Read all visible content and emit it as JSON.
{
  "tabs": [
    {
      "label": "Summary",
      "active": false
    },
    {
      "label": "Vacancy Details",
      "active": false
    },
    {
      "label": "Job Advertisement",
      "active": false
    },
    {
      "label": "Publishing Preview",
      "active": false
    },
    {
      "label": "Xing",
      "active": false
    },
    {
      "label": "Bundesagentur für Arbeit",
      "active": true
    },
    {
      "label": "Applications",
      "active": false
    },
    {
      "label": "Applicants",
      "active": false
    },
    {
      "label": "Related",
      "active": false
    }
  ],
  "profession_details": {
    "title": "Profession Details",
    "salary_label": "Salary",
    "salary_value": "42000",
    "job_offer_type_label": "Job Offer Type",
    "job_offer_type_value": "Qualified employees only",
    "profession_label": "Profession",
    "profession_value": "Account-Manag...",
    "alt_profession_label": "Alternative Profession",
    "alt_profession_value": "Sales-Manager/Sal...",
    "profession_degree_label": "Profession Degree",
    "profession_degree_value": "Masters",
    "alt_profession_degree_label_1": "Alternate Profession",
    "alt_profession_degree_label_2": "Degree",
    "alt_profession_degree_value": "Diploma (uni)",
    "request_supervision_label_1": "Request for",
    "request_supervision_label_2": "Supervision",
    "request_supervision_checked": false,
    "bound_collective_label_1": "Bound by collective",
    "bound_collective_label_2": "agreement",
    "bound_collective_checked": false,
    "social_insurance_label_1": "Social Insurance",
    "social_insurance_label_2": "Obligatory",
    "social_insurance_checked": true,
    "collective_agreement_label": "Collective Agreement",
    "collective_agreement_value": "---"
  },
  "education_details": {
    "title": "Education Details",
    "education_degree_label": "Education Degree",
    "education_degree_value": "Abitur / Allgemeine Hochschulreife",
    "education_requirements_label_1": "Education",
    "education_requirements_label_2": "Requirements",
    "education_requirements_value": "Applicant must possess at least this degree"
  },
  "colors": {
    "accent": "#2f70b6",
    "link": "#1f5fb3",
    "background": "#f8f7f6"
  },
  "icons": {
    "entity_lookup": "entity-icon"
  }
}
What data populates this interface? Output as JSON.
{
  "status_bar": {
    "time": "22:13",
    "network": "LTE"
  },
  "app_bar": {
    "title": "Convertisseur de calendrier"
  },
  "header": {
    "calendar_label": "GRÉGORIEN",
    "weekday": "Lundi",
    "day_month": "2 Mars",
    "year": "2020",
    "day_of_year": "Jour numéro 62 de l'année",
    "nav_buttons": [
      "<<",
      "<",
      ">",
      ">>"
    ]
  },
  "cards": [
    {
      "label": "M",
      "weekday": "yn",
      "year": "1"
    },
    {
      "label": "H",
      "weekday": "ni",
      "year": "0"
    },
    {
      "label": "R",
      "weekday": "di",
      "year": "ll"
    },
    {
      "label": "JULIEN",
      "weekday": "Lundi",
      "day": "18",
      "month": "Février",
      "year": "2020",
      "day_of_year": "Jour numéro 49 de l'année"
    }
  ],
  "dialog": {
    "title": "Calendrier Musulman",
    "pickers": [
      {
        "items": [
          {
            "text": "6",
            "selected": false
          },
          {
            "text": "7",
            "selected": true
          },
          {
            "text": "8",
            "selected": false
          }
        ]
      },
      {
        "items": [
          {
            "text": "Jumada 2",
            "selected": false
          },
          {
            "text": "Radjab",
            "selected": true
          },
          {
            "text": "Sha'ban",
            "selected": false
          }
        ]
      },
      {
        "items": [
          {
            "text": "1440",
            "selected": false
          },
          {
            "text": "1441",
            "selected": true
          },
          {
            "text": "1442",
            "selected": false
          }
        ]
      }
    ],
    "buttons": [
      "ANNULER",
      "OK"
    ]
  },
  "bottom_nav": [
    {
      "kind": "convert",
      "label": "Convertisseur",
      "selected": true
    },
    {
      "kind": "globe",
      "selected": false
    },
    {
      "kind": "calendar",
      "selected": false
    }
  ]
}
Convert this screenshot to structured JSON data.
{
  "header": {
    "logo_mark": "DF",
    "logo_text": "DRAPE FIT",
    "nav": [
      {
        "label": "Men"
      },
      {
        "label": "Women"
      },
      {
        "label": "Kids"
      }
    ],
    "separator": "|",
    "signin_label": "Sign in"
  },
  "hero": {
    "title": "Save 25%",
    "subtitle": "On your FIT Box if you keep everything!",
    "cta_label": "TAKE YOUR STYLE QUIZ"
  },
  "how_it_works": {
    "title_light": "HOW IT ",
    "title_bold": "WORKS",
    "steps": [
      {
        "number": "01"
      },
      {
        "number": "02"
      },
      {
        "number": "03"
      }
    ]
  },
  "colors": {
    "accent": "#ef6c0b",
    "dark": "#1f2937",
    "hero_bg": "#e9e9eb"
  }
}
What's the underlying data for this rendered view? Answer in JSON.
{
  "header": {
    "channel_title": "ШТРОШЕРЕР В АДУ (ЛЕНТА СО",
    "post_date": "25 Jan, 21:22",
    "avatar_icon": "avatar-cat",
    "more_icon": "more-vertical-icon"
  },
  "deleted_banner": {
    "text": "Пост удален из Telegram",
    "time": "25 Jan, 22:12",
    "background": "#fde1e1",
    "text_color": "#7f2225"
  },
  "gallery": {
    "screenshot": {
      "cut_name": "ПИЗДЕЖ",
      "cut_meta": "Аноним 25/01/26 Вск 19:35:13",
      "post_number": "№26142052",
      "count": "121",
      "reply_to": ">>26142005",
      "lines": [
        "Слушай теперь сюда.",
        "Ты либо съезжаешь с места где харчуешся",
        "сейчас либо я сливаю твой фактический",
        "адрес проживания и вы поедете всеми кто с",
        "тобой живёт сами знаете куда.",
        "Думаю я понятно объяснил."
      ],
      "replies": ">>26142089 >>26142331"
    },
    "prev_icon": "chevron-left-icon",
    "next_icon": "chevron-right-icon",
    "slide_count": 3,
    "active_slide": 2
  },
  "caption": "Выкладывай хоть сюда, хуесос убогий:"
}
┄┄┄┄┄┄┄┄┄┄
Print the entries exactly. Include every one.

Read all visible content and emit it as JSON.
{
  "tabs": [
    {
      "label": "Summary",
      "active": false
    },
    {
      "label": "Vacancy Details",
      "active": false
    },
    {
      "label": "Job Advertisement",
      "active": false
    },
    {
      "label": "Publishing Preview",
      "active": false
    },
    {
      "label": "Xing",
      "active": false
    },
    {
      "label": "Bundesagentur für Arbeit",
      "active": true
    },
    {
      "label": "Applications",
      "active": false
    },
    {
      "label": "Applicants",
      "active": false
    },
    {
      "label": "Related",
      "active": false
    }
  ],
  "profession_details": {
    "title": "Profession Details",
    "salary_label": "Salary",
    "salary_value": "42000",
    "job_offer_type_label": "Job Offer Type",
    "job_offer_type_value": "Qualified employees only",
    "profession_label": "Profession",
    "profession_value": "Account-Manag...",
    "alt_profession_label": "Alternative Profession",
    "alt_profession_value": "Sales-Manager/Sal...",
    "profession_degree_label": "Profession Degree",
    "profession_degree_value": "Masters",
    "alt_profession_degree_label_1": "Alternate Profession",
    "alt_profession_degree_label_2": "Degree",
    "alt_profession_degree_value": "Diploma (uni)",
    "request_supervision_label_1": "Request for",
    "request_supervision_label_2": "Supervision",
    "request_supervision_checked": false,
    "bound_collective_label_1": "Bound by collective",
    "bound_collective_label_2": "agreement",
    "bound_collective_checked": false,
    "social_insurance_label_1": "Social Insurance",
    "social_insurance_label_2": "Obligatory",
    "social_insurance_checked": true,
    "collective_agreement_label": "Collective Agreement",
    "collective_agreement_value": "---"
  },
  "education_details": {
    "title": "Education Details",
    "education_degree_label": "Education Degree",
    "education_degree_value": "Abitur / Allgemeine Hochschulreife",
    "education_requirements_label_1": "Education",
    "education_requirements_label_2": "Requirements",
    "education_requirements_value": "Applicant must possess at least this degree"
  },
  "colors": {
    "accent": "#2f70b6",
    "link": "#1f5fb3",
    "background": "#f8f7f6"
  },
  "icons": {
    "entity_lookup": "entity-icon"
  }
}
What data populates this interface? Output as JSON.
{
  "status_bar": {
    "time": "22:13",
    "network": "LTE"
  },
  "app_bar": {
    "title": "Convertisseur de calendrier"
  },
  "header": {
    "calendar_label": "GRÉGORIEN",
    "weekday": "Lundi",
    "day_month": "2 Mars",
    "year": "2020",
    "day_of_year": "Jour numéro 62 de l'année",
    "nav_buttons": [
      "<<",
      "<",
      ">",
      ">>"
    ]
  },
  "cards": [
    {
      "label": "M",
      "weekday": "yn",
      "year": "1"
    },
    {
      "label": "H",
      "weekday": "ni",
      "year": "0"
    },
    {
      "label": "R",
      "weekday": "di",
      "year": "ll"
    },
    {
      "label": "JULIEN",
      "weekday": "Lundi",
      "day": "18",
      "month": "Février",
      "year": "2020",
      "day_of_year": "Jour numéro 49 de l'année"
    }
  ],
  "dialog": {
    "title": "Calendrier Musulman",
    "pickers": [
      {
        "items": [
          {
            "text": "6",
            "selected": false
          },
          {
            "text": "7",
            "selected": true
          },
          {
            "text": "8",
            "selected": false
          }
        ]
      },
      {
        "items": [
          {
            "text": "Jumada 2",
            "selected": false
          },
          {
            "text": "Radjab",
            "selected": true
          },
          {
            "text": "Sha'ban",
            "selected": false
          }
        ]
      },
      {
        "items": [
          {
            "text": "1440",
            "selected": false
          },
          {
            "text": "1441",
            "selected": true
          },
          {
            "text": "1442",
            "selected": false
          }
        ]
      }
    ],
    "buttons": [
      "ANNULER",
      "OK"
    ]
  },
  "bottom_nav": [
    {
      "kind": "convert",
      "label": "Convertisseur",
      "selected": true
    },
    {
      "kind": "globe",
      "selected": false
    },
    {
      "kind": "calendar",
      "selected": false
    }
  ]
}
Convert this screenshot to structured JSON data.
{
  "header": {
    "logo_mark": "DF",
    "logo_text": "DRAPE FIT",
    "nav": [
      {
        "label": "Men"
      },
      {
        "label": "Women"
      },
      {
        "label": "Kids"
      }
    ],
    "separator": "|",
    "signin_label": "Sign in"
  },
  "hero": {
    "title": "Save 25%",
    "subtitle": "On your FIT Box if you keep everything!",
    "cta_label": "TAKE YOUR STYLE QUIZ"
  },
  "how_it_works": {
    "title_light": "HOW IT ",
    "title_bold": "WORKS",
    "steps": [
      {
        "number": "01"
      },
      {
        "number": "02"
      },
      {
        "number": "03"
      }
    ]
  },
  "colors": {
    "accent": "#ef6c0b",
    "dark": "#1f2937",
    "hero_bg": "#e9e9eb"
  }
}
What's the underlying data for this rendered view? Answer in JSON.
{
  "header": {
    "channel_title": "ШТРОШЕРЕР В АДУ (ЛЕНТА СО",
    "post_date": "25 Jan, 21:22",
    "avatar_icon": "avatar-cat",
    "more_icon": "more-vertical-icon"
  },
  "deleted_banner": {
    "text": "Пост удален из Telegram",
    "time": "25 Jan, 22:12",
    "background": "#fde1e1",
    "text_color": "#7f2225"
  },
  "gallery": {
    "screenshot": {
      "cut_name": "ПИЗДЕЖ",
      "cut_meta": "Аноним 25/01/26 Вск 19:35:13",
      "post_number": "№26142052",
      "count": "121",
      "reply_to": ">>26142005",
      "lines": [
        "Слушай теперь сюда.",
        "Ты либо съезжаешь с места где харчуешся",
        "сейчас либо я сливаю твой фактический",
        "адрес проживания и вы поедете всеми кто с",
        "тобой живёт сами знаете куда.",
        "Думаю я понятно объяснил."
      ],
      "replies": ">>26142089 >>26142331"
    },
    "prev_icon": "chevron-left-icon",
    "next_icon": "chevron-right-icon",
    "slide_count": 3,
    "active_slide": 2
  },
  "caption": "Выкладывай хоть сюда, хуесос убогий:"
}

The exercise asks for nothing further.